§ What the exercise asks: Please write the listing below out again exactly, leaving every picture behind.

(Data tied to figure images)
--- Begin ---

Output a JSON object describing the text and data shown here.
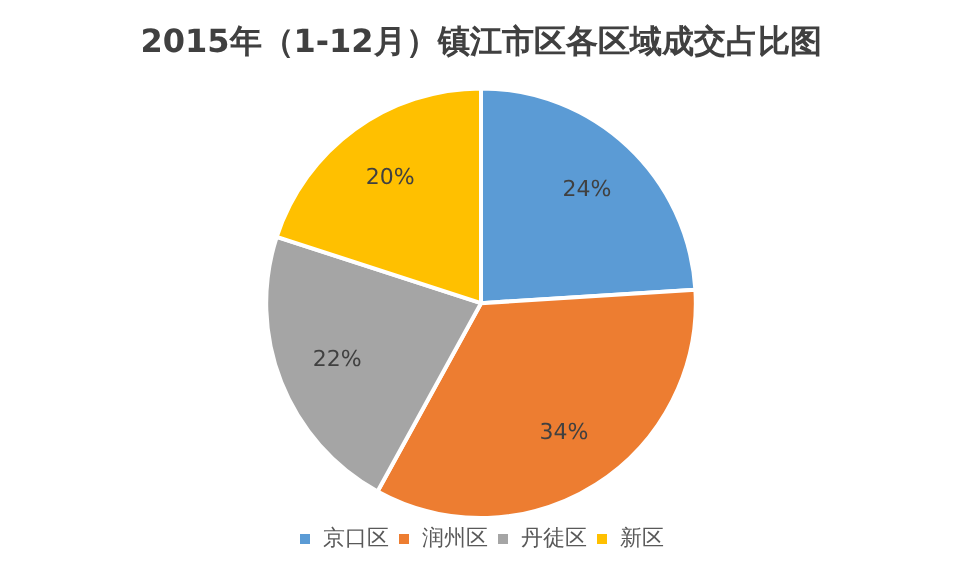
{
  "chart_data": {
    "type": "pie",
    "title": "2015年（1-12月）镇江市区各区域成交占比图",
    "categories": [
      "京口区",
      "润州区",
      "丹徒区",
      "新区"
    ],
    "values": [
      24,
      34,
      22,
      20
    ],
    "colors": [
      "#5b9bd5",
      "#ed7d31",
      "#a5a5a5",
      "#ffc000"
    ],
    "value_labels": [
      "24%",
      "34%",
      "22%",
      "20%"
    ],
    "legend": "bottom"
  }
}
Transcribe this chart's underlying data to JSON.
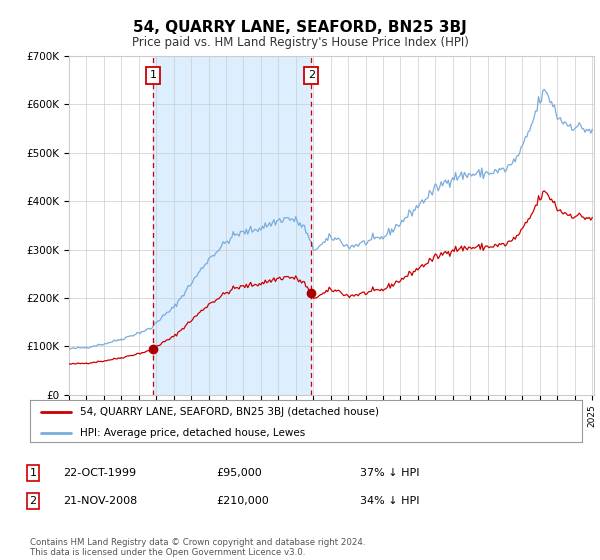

--- End ---

§ Result:
Output a JSON object describing the text and data shown here.
{
  "chart_data": {
    "type": "pie",
    "title": "2015年（1-12月）镇江市区各区域成交占比图",
    "categories": [
      "京口区",
      "润州区",
      "丹徒区",
      "新区"
    ],
    "values": [
      24,
      34,
      22,
      20
    ],
    "colors": [
      "#5b9bd5",
      "#ed7d31",
      "#a5a5a5",
      "#ffc000"
    ],
    "value_labels": [
      "24%",
      "34%",
      "22%",
      "20%"
    ],
    "legend": "bottom"
  }
}
Transcribe this chart's underlying data to JSON.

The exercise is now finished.